--- START OF Information provided ---

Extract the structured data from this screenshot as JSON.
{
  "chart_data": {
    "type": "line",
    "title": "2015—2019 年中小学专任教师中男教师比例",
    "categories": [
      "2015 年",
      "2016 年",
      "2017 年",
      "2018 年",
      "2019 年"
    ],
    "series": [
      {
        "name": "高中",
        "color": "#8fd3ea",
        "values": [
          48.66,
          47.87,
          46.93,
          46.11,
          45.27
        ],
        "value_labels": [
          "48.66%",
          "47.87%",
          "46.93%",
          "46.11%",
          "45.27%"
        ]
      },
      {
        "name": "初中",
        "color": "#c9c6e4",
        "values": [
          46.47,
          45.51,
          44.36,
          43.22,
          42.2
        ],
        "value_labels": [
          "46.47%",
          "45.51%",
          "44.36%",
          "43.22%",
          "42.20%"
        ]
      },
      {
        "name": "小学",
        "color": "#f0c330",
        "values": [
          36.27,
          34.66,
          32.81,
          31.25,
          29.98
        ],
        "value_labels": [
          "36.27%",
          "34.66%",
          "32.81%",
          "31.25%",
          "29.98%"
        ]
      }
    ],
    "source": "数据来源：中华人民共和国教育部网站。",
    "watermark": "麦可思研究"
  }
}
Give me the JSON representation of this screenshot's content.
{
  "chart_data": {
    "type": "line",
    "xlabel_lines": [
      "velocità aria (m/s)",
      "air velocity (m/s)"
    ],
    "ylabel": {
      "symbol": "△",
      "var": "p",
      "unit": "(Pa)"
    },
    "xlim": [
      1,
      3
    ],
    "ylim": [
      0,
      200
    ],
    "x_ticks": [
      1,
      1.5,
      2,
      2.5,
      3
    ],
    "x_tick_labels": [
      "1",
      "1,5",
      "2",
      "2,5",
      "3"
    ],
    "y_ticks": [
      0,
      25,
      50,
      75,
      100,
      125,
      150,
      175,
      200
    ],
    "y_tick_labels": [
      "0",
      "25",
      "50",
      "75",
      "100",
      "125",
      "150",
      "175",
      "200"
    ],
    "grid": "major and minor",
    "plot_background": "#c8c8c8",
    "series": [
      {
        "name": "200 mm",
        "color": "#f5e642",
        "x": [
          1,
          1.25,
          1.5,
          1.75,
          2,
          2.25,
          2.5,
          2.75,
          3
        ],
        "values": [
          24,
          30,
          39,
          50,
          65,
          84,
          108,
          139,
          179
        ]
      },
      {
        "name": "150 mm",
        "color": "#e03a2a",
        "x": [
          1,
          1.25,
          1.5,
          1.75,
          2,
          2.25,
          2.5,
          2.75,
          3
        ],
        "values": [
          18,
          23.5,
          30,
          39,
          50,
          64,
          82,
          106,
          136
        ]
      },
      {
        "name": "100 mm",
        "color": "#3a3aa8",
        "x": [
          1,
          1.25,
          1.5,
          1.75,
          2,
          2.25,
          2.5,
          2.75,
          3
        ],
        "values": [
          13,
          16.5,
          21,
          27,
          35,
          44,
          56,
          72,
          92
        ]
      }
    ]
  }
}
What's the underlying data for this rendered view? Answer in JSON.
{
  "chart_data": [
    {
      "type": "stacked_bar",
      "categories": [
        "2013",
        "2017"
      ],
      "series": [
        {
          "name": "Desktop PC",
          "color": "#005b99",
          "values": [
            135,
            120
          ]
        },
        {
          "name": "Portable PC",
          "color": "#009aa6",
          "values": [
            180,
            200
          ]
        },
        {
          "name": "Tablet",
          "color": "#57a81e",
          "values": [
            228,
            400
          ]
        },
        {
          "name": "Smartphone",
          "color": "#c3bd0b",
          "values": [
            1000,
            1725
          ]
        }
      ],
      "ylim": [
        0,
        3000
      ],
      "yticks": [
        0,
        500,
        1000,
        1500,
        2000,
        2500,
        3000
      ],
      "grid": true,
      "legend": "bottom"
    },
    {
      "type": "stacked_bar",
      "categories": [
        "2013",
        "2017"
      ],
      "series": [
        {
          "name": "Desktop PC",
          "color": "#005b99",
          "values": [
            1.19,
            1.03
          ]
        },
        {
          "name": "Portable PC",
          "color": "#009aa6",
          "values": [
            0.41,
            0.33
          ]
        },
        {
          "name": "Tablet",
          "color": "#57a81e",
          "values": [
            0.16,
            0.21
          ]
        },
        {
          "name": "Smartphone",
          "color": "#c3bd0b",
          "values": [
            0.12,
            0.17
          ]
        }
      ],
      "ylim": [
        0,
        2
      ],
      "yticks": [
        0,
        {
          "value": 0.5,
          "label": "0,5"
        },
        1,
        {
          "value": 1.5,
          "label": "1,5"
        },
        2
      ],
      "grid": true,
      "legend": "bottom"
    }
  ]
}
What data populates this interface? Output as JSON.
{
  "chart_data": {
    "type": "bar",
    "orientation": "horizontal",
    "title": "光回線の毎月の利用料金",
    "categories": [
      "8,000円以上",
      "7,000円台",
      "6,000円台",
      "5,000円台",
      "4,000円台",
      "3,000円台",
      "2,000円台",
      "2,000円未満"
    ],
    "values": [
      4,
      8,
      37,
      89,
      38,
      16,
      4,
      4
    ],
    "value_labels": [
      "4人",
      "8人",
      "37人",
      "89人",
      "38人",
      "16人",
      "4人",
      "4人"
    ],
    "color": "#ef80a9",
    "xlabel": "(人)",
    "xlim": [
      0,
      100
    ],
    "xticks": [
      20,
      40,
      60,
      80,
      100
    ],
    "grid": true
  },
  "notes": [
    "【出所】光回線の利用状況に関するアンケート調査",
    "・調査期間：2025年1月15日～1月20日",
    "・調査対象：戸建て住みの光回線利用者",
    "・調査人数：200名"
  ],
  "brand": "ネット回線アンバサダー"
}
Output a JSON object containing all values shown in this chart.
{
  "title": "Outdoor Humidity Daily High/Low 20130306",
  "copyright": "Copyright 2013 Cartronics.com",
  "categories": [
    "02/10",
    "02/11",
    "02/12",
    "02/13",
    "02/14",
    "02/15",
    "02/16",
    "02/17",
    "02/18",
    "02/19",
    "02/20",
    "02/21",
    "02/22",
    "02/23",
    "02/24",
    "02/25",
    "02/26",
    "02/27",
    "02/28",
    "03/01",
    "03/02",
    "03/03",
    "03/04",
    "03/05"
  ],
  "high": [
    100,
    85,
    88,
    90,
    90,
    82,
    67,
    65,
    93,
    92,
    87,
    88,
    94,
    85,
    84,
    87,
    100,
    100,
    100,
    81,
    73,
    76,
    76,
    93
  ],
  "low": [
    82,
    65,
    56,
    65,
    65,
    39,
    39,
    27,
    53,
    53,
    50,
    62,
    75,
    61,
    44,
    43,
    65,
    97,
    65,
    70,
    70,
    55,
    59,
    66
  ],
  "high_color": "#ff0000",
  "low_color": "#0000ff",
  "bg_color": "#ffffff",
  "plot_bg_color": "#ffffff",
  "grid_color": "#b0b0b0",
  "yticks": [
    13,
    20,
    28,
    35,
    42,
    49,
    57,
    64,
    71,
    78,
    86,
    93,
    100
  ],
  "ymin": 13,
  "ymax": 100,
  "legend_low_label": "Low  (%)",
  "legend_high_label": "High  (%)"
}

--- END OF Information provided ---

= Task statement =
Copy out each record exactly as given, omitting none.

= Worked answer =
Extract the structured data from this screenshot as JSON.
{
  "chart_data": {
    "type": "line",
    "title": "2015—2019 年中小学专任教师中男教师比例",
    "categories": [
      "2015 年",
      "2016 年",
      "2017 年",
      "2018 年",
      "2019 年"
    ],
    "series": [
      {
        "name": "高中",
        "color": "#8fd3ea",
        "values": [
          48.66,
          47.87,
          46.93,
          46.11,
          45.27
        ],
        "value_labels": [
          "48.66%",
          "47.87%",
          "46.93%",
          "46.11%",
          "45.27%"
        ]
      },
      {
        "name": "初中",
        "color": "#c9c6e4",
        "values": [
          46.47,
          45.51,
          44.36,
          43.22,
          42.2
        ],
        "value_labels": [
          "46.47%",
          "45.51%",
          "44.36%",
          "43.22%",
          "42.20%"
        ]
      },
      {
        "name": "小学",
        "color": "#f0c330",
        "values": [
          36.27,
          34.66,
          32.81,
          31.25,
          29.98
        ],
        "value_labels": [
          "36.27%",
          "34.66%",
          "32.81%",
          "31.25%",
          "29.98%"
        ]
      }
    ],
    "source": "数据来源：中华人民共和国教育部网站。",
    "watermark": "麦可思研究"
  }
}
Give me the JSON representation of this screenshot's content.
{
  "chart_data": {
    "type": "line",
    "xlabel_lines": [
      "velocità aria (m/s)",
      "air velocity (m/s)"
    ],
    "ylabel": {
      "symbol": "△",
      "var": "p",
      "unit": "(Pa)"
    },
    "xlim": [
      1,
      3
    ],
    "ylim": [
      0,
      200
    ],
    "x_ticks": [
      1,
      1.5,
      2,
      2.5,
      3
    ],
    "x_tick_labels": [
      "1",
      "1,5",
      "2",
      "2,5",
      "3"
    ],
    "y_ticks": [
      0,
      25,
      50,
      75,
      100,
      125,
      150,
      175,
      200
    ],
    "y_tick_labels": [
      "0",
      "25",
      "50",
      "75",
      "100",
      "125",
      "150",
      "175",
      "200"
    ],
    "grid": "major and minor",
    "plot_background": "#c8c8c8",
    "series": [
      {
        "name": "200 mm",
        "color": "#f5e642",
        "x": [
          1,
          1.25,
          1.5,
          1.75,
          2,
          2.25,
          2.5,
          2.75,
          3
        ],
        "values": [
          24,
          30,
          39,
          50,
          65,
          84,
          108,
          139,
          179
        ]
      },
      {
        "name": "150 mm",
        "color": "#e03a2a",
        "x": [
          1,
          1.25,
          1.5,
          1.75,
          2,
          2.25,
          2.5,
          2.75,
          3
        ],
        "values": [
          18,
          23.5,
          30,
          39,
          50,
          64,
          82,
          106,
          136
        ]
      },
      {
        "name": "100 mm",
        "color": "#3a3aa8",
        "x": [
          1,
          1.25,
          1.5,
          1.75,
          2,
          2.25,
          2.5,
          2.75,
          3
        ],
        "values": [
          13,
          16.5,
          21,
          27,
          35,
          44,
          56,
          72,
          92
        ]
      }
    ]
  }
}
What's the underlying data for this rendered view? Answer in JSON.
{
  "chart_data": [
    {
      "type": "stacked_bar",
      "categories": [
        "2013",
        "2017"
      ],
      "series": [
        {
          "name": "Desktop PC",
          "color": "#005b99",
          "values": [
            135,
            120
          ]
        },
        {
          "name": "Portable PC",
          "color": "#009aa6",
          "values": [
            180,
            200
          ]
        },
        {
          "name": "Tablet",
          "color": "#57a81e",
          "values": [
            228,
            400
          ]
        },
        {
          "name": "Smartphone",
          "color": "#c3bd0b",
          "values": [
            1000,
            1725
          ]
        }
      ],
      "ylim": [
        0,
        3000
      ],
      "yticks": [
        0,
        500,
        1000,
        1500,
        2000,
        2500,
        3000
      ],
      "grid": true,
      "legend": "bottom"
    },
    {
      "type": "stacked_bar",
      "categories": [
        "2013",
        "2017"
      ],
      "series": [
        {
          "name": "Desktop PC",
          "color": "#005b99",
          "values": [
            1.19,
            1.03
          ]
        },
        {
          "name": "Portable PC",
          "color": "#009aa6",
          "values": [
            0.41,
            0.33
          ]
        },
        {
          "name": "Tablet",
          "color": "#57a81e",
          "values": [
            0.16,
            0.21
          ]
        },
        {
          "name": "Smartphone",
          "color": "#c3bd0b",
          "values": [
            0.12,
            0.17
          ]
        }
      ],
      "ylim": [
        0,
        2
      ],
      "yticks": [
        0,
        {
          "value": 0.5,
          "label": "0,5"
        },
        1,
        {
          "value": 1.5,
          "label": "1,5"
        },
        2
      ],
      "grid": true,
      "legend": "bottom"
    }
  ]
}
What data populates this interface? Output as JSON.
{
  "chart_data": {
    "type": "bar",
    "orientation": "horizontal",
    "title": "光回線の毎月の利用料金",
    "categories": [
      "8,000円以上",
      "7,000円台",
      "6,000円台",
      "5,000円台",
      "4,000円台",
      "3,000円台",
      "2,000円台",
      "2,000円未満"
    ],
    "values": [
      4,
      8,
      37,
      89,
      38,
      16,
      4,
      4
    ],
    "value_labels": [
      "4人",
      "8人",
      "37人",
      "89人",
      "38人",
      "16人",
      "4人",
      "4人"
    ],
    "color": "#ef80a9",
    "xlabel": "(人)",
    "xlim": [
      0,
      100
    ],
    "xticks": [
      20,
      40,
      60,
      80,
      100
    ],
    "grid": true
  },
  "notes": [
    "【出所】光回線の利用状況に関するアンケート調査",
    "・調査期間：2025年1月15日～1月20日",
    "・調査対象：戸建て住みの光回線利用者",
    "・調査人数：200名"
  ],
  "brand": "ネット回線アンバサダー"
}
Output a JSON object containing all values shown in this chart.
{
  "title": "Outdoor Humidity Daily High/Low 20130306",
  "copyright": "Copyright 2013 Cartronics.com",
  "categories": [
    "02/10",
    "02/11",
    "02/12",
    "02/13",
    "02/14",
    "02/15",
    "02/16",
    "02/17",
    "02/18",
    "02/19",
    "02/20",
    "02/21",
    "02/22",
    "02/23",
    "02/24",
    "02/25",
    "02/26",
    "02/27",
    "02/28",
    "03/01",
    "03/02",
    "03/03",
    "03/04",
    "03/05"
  ],
  "high": [
    100,
    85,
    88,
    90,
    90,
    82,
    67,
    65,
    93,
    92,
    87,
    88,
    94,
    85,
    84,
    87,
    100,
    100,
    100,
    81,
    73,
    76,
    76,
    93
  ],
  "low": [
    82,
    65,
    56,
    65,
    65,
    39,
    39,
    27,
    53,
    53,
    50,
    62,
    75,
    61,
    44,
    43,
    65,
    97,
    65,
    70,
    70,
    55,
    59,
    66
  ],
  "high_color": "#ff0000",
  "low_color": "#0000ff",
  "bg_color": "#ffffff",
  "plot_bg_color": "#ffffff",
  "grid_color": "#b0b0b0",
  "yticks": [
    13,
    20,
    28,
    35,
    42,
    49,
    57,
    64,
    71,
    78,
    86,
    93,
    100
  ],
  "ymin": 13,
  "ymax": 100,
  "legend_low_label": "Low  (%)",
  "legend_high_label": "High  (%)"
}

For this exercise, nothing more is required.